Copy nothing but the text: reproduce each line of the listing exactly and leave the pictures out.

Structured figure records:

◆ ◆ ◆

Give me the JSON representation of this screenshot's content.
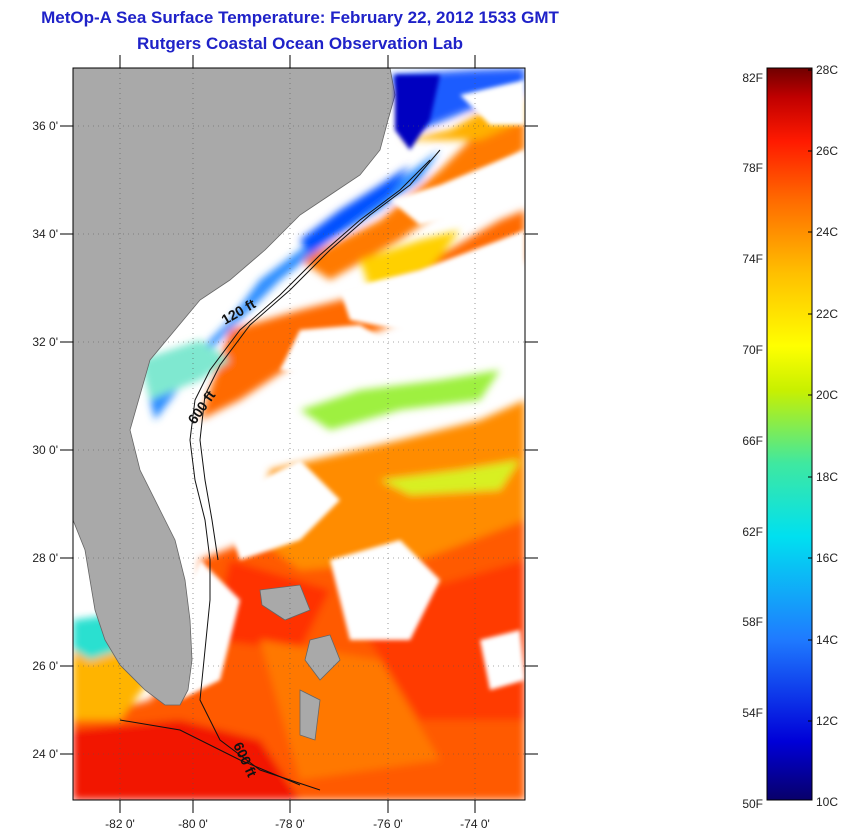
{
  "title": {
    "line1": "MetOp-A Sea Surface Temperature:  February 22, 2012 1533 GMT",
    "line2": "Rutgers Coastal Ocean Observation Lab"
  },
  "map": {
    "lat_labels": [
      "36 0'",
      "34 0'",
      "32 0'",
      "30 0'",
      "28 0'",
      "26 0'",
      "24 0'"
    ],
    "lon_labels": [
      "-82 0'",
      "-80 0'",
      "-78 0'",
      "-76 0'",
      "-74 0'"
    ],
    "contour_labels": [
      "120 ft",
      "600 ft",
      "600 ft"
    ],
    "colors": {
      "land": "#a9a9a9",
      "cloud": "#ffffff"
    }
  },
  "colorbar": {
    "fahrenheit": [
      "82F",
      "78F",
      "74F",
      "70F",
      "66F",
      "62F",
      "58F",
      "54F",
      "50F"
    ],
    "celsius": [
      "28C",
      "26C",
      "24C",
      "22C",
      "20C",
      "18C",
      "16C",
      "14C",
      "12C",
      "10C"
    ]
  }
}
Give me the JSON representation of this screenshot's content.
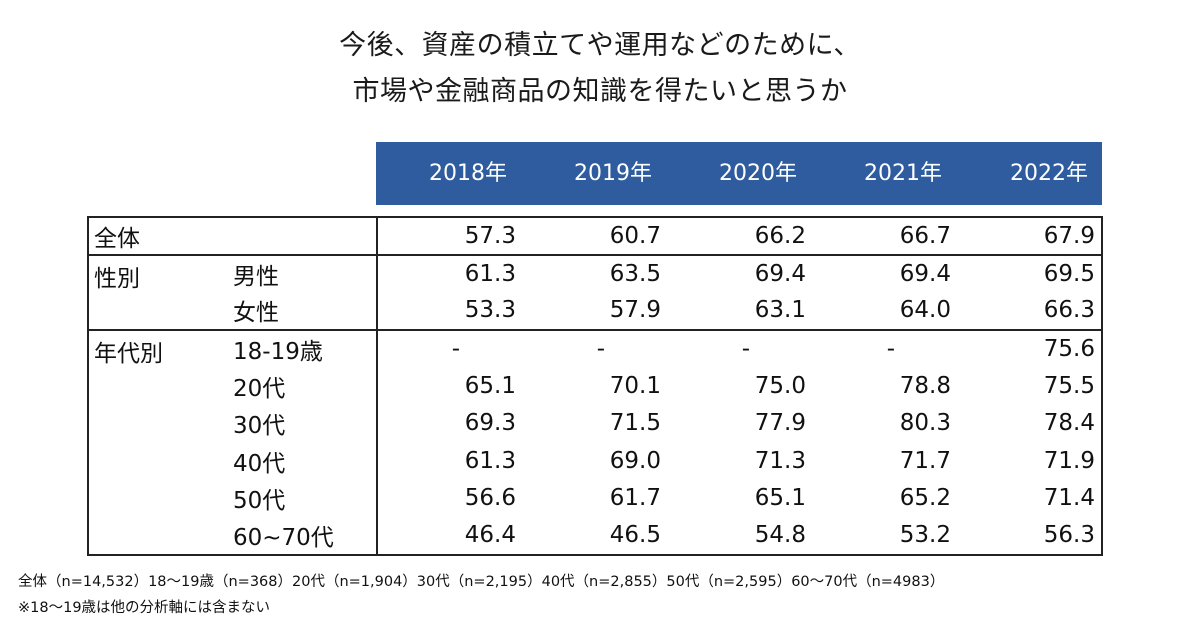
{
  "title": {
    "line1": "今後、資産の積立てや運用などのために、",
    "line2": "市場や金融商品の知識を得たいと思うか"
  },
  "years": [
    "2018年",
    "2019年",
    "2020年",
    "2021年",
    "2022年"
  ],
  "rows": {
    "total": {
      "label": "全体",
      "values": [
        "57.3",
        "60.7",
        "66.2",
        "66.7",
        "67.9"
      ]
    },
    "gender": {
      "group_label": "性別",
      "male": {
        "label": "男性",
        "values": [
          "61.3",
          "63.5",
          "69.4",
          "69.4",
          "69.5"
        ]
      },
      "female": {
        "label": "女性",
        "values": [
          "53.3",
          "57.9",
          "63.1",
          "64.0",
          "66.3"
        ]
      }
    },
    "age": {
      "group_label": "年代別",
      "a18": {
        "label": "18-19歳",
        "values": [
          "-",
          "-",
          "-",
          "-",
          "75.6"
        ]
      },
      "a20": {
        "label": "20代",
        "values": [
          "65.1",
          "70.1",
          "75.0",
          "78.8",
          "75.5"
        ]
      },
      "a30": {
        "label": "30代",
        "values": [
          "69.3",
          "71.5",
          "77.9",
          "80.3",
          "78.4"
        ]
      },
      "a40": {
        "label": "40代",
        "values": [
          "61.3",
          "69.0",
          "71.3",
          "71.7",
          "71.9"
        ]
      },
      "a50": {
        "label": "50代",
        "values": [
          "56.6",
          "61.7",
          "65.1",
          "65.2",
          "71.4"
        ]
      },
      "a60": {
        "label": "60~70代",
        "values": [
          "46.4",
          "46.5",
          "54.8",
          "53.2",
          "56.3"
        ]
      }
    }
  },
  "notes": {
    "line1": "全体（n=14,532）18～19歳（n=368）20代（n=1,904）30代（n=2,195）40代（n=2,855）50代（n=2,595）60～70代（n=4983）",
    "line2": "※18～19歳は他の分析軸には含まない"
  }
}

◆ ◆ ◆

**WORKED SOLUTION**
Give me the JSON representation of this screenshot's content.
{
  "title": {
    "line1": "MetOp-A Sea Surface Temperature:  February 22, 2012 1533 GMT",
    "line2": "Rutgers Coastal Ocean Observation Lab"
  },
  "map": {
    "lat_labels": [
      "36 0'",
      "34 0'",
      "32 0'",
      "30 0'",
      "28 0'",
      "26 0'",
      "24 0'"
    ],
    "lon_labels": [
      "-82 0'",
      "-80 0'",
      "-78 0'",
      "-76 0'",
      "-74 0'"
    ],
    "contour_labels": [
      "120 ft",
      "600 ft",
      "600 ft"
    ],
    "colors": {
      "land": "#a9a9a9",
      "cloud": "#ffffff"
    }
  },
  "colorbar": {
    "fahrenheit": [
      "82F",
      "78F",
      "74F",
      "70F",
      "66F",
      "62F",
      "58F",
      "54F",
      "50F"
    ],
    "celsius": [
      "28C",
      "26C",
      "24C",
      "22C",
      "20C",
      "18C",
      "16C",
      "14C",
      "12C",
      "10C"
    ]
  }
}
Give me the JSON representation of this screenshot's content.
{
  "title": {
    "line1": "今後、資産の積立てや運用などのために、",
    "line2": "市場や金融商品の知識を得たいと思うか"
  },
  "years": [
    "2018年",
    "2019年",
    "2020年",
    "2021年",
    "2022年"
  ],
  "rows": {
    "total": {
      "label": "全体",
      "values": [
        "57.3",
        "60.7",
        "66.2",
        "66.7",
        "67.9"
      ]
    },
    "gender": {
      "group_label": "性別",
      "male": {
        "label": "男性",
        "values": [
          "61.3",
          "63.5",
          "69.4",
          "69.4",
          "69.5"
        ]
      },
      "female": {
        "label": "女性",
        "values": [
          "53.3",
          "57.9",
          "63.1",
          "64.0",
          "66.3"
        ]
      }
    },
    "age": {
      "group_label": "年代別",
      "a18": {
        "label": "18-19歳",
        "values": [
          "-",
          "-",
          "-",
          "-",
          "75.6"
        ]
      },
      "a20": {
        "label": "20代",
        "values": [
          "65.1",
          "70.1",
          "75.0",
          "78.8",
          "75.5"
        ]
      },
      "a30": {
        "label": "30代",
        "values": [
          "69.3",
          "71.5",
          "77.9",
          "80.3",
          "78.4"
        ]
      },
      "a40": {
        "label": "40代",
        "values": [
          "61.3",
          "69.0",
          "71.3",
          "71.7",
          "71.9"
        ]
      },
      "a50": {
        "label": "50代",
        "values": [
          "56.6",
          "61.7",
          "65.1",
          "65.2",
          "71.4"
        ]
      },
      "a60": {
        "label": "60~70代",
        "values": [
          "46.4",
          "46.5",
          "54.8",
          "53.2",
          "56.3"
        ]
      }
    }
  },
  "notes": {
    "line1": "全体（n=14,532）18～19歳（n=368）20代（n=1,904）30代（n=2,195）40代（n=2,855）50代（n=2,595）60～70代（n=4983）",
    "line2": "※18～19歳は他の分析軸には含まない"
  }
}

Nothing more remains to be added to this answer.